-- Begin Records provided --

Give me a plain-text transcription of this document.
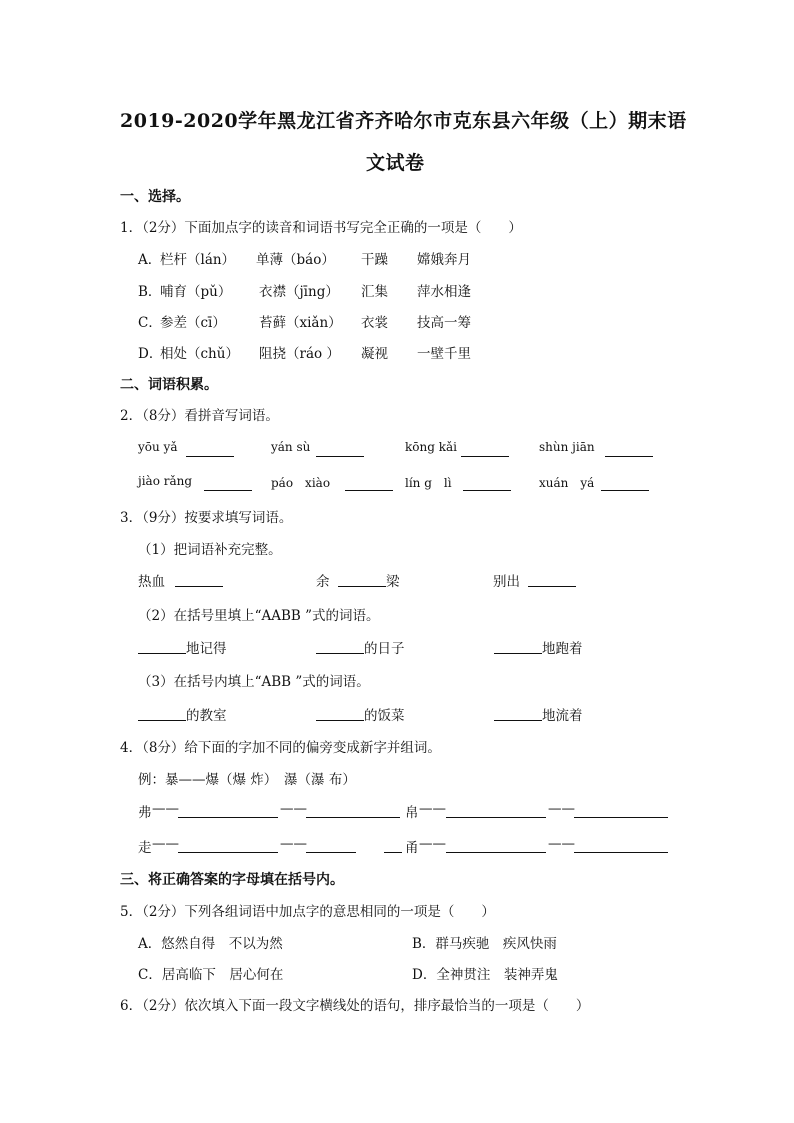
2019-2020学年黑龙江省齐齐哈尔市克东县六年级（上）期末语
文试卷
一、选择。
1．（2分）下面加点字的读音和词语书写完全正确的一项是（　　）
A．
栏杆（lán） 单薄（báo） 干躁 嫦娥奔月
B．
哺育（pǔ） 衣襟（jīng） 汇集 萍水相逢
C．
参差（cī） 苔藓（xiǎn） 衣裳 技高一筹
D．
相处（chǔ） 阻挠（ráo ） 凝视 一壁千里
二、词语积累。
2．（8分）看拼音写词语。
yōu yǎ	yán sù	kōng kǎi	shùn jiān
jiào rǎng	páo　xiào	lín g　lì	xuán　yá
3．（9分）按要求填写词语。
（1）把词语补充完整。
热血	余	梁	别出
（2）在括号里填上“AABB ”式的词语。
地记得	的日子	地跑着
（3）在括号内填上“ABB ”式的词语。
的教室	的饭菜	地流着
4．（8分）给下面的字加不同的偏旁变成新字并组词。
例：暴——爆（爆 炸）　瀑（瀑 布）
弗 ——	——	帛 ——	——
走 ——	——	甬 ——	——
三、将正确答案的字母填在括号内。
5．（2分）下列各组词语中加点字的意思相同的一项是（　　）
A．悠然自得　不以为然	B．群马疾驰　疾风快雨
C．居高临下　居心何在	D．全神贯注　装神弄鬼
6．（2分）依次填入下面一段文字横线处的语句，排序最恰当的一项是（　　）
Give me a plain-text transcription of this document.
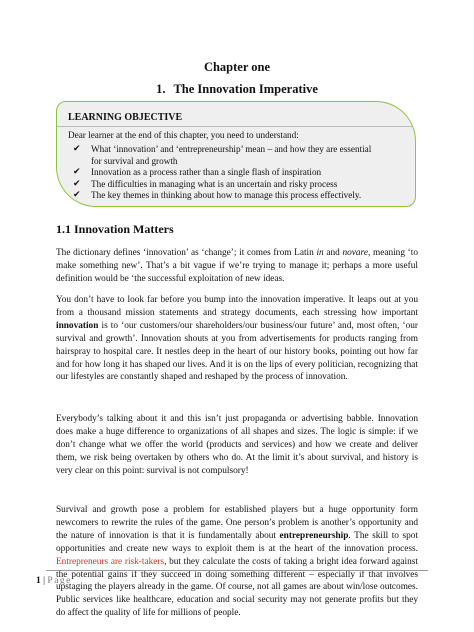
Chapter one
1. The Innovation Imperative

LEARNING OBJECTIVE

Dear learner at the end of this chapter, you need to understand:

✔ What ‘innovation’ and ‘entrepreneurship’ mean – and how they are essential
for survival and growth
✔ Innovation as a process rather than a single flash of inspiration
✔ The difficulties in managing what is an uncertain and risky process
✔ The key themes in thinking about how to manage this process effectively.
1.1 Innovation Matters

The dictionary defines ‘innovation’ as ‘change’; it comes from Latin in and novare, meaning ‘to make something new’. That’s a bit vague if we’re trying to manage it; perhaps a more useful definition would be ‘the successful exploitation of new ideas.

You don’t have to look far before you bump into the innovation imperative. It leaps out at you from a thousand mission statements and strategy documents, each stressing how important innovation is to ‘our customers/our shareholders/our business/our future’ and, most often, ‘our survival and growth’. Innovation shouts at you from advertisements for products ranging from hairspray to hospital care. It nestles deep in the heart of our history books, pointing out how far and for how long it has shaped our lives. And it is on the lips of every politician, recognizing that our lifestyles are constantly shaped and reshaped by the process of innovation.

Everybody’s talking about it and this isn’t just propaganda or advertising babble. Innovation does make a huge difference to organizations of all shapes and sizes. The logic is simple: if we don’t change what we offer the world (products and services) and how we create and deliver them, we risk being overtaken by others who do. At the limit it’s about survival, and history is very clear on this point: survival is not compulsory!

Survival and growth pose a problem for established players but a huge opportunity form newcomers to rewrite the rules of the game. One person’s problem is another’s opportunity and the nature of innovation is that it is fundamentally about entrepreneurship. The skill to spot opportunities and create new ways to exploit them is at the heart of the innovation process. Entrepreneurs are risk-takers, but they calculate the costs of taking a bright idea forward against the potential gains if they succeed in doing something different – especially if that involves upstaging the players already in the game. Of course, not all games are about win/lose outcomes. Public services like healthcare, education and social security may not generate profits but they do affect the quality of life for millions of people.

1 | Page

-- End Records provided --

• **Task brief**
Output the data above without changes, apart from leaving out the pictures.

• **Result below**
Give me a plain-text transcription of this document.
2019-2020学年黑龙江省齐齐哈尔市克东县六年级（上）期末语
文试卷
一、选择。
1．（2分）下面加点字的读音和词语书写完全正确的一项是（　　）
A．
栏杆（lán） 单薄（báo） 干躁 嫦娥奔月
B．
哺育（pǔ） 衣襟（jīng） 汇集 萍水相逢
C．
参差（cī） 苔藓（xiǎn） 衣裳 技高一筹
D．
相处（chǔ） 阻挠（ráo ） 凝视 一壁千里
二、词语积累。
2．（8分）看拼音写词语。
yōu yǎ	yán sù	kōng kǎi	shùn jiān
jiào rǎng	páo　xiào	lín g　lì	xuán　yá
3．（9分）按要求填写词语。
（1）把词语补充完整。
热血	余	梁	别出
（2）在括号里填上“AABB ”式的词语。
地记得	的日子	地跑着
（3）在括号内填上“ABB ”式的词语。
的教室	的饭菜	地流着
4．（8分）给下面的字加不同的偏旁变成新字并组词。
例：暴——爆（爆 炸）　瀑（瀑 布）
弗 ——	——	帛 ——	——
走 ——	——	甬 ——	——
三、将正确答案的字母填在括号内。
5．（2分）下列各组词语中加点字的意思相同的一项是（　　）
A．悠然自得　不以为然	B．群马疾驰　疾风快雨
C．居高临下　居心何在	D．全神贯注　装神弄鬼
6．（2分）依次填入下面一段文字横线处的语句，排序最恰当的一项是（　　）
Give me a plain-text transcription of this document.
Chapter one
1. The Innovation Imperative

LEARNING OBJECTIVE

Dear learner at the end of this chapter, you need to understand:

✔ What ‘innovation’ and ‘entrepreneurship’ mean – and how they are essential
for survival and growth
✔ Innovation as a process rather than a single flash of inspiration
✔ The difficulties in managing what is an uncertain and risky process
✔ The key themes in thinking about how to manage this process effectively.
1.1 Innovation Matters

The dictionary defines ‘innovation’ as ‘change’; it comes from Latin in and novare, meaning ‘to make something new’. That’s a bit vague if we’re trying to manage it; perhaps a more useful definition would be ‘the successful exploitation of new ideas.

You don’t have to look far before you bump into the innovation imperative. It leaps out at you from a thousand mission statements and strategy documents, each stressing how important innovation is to ‘our customers/our shareholders/our business/our future’ and, most often, ‘our survival and growth’. Innovation shouts at you from advertisements for products ranging from hairspray to hospital care. It nestles deep in the heart of our history books, pointing out how far and for how long it has shaped our lives. And it is on the lips of every politician, recognizing that our lifestyles are constantly shaped and reshaped by the process of innovation.

Everybody’s talking about it and this isn’t just propaganda or advertising babble. Innovation does make a huge difference to organizations of all shapes and sizes. The logic is simple: if we don’t change what we offer the world (products and services) and how we create and deliver them, we risk being overtaken by others who do. At the limit it’s about survival, and history is very clear on this point: survival is not compulsory!

Survival and growth pose a problem for established players but a huge opportunity form newcomers to rewrite the rules of the game. One person’s problem is another’s opportunity and the nature of innovation is that it is fundamentally about entrepreneurship. The skill to spot opportunities and create new ways to exploit them is at the heart of the innovation process. Entrepreneurs are risk-takers, but they calculate the costs of taking a bright idea forward against the potential gains if they succeed in doing something different – especially if that involves upstaging the players already in the game. Of course, not all games are about win/lose outcomes. Public services like healthcare, education and social security may not generate profits but they do affect the quality of life for millions of people.

1 | Page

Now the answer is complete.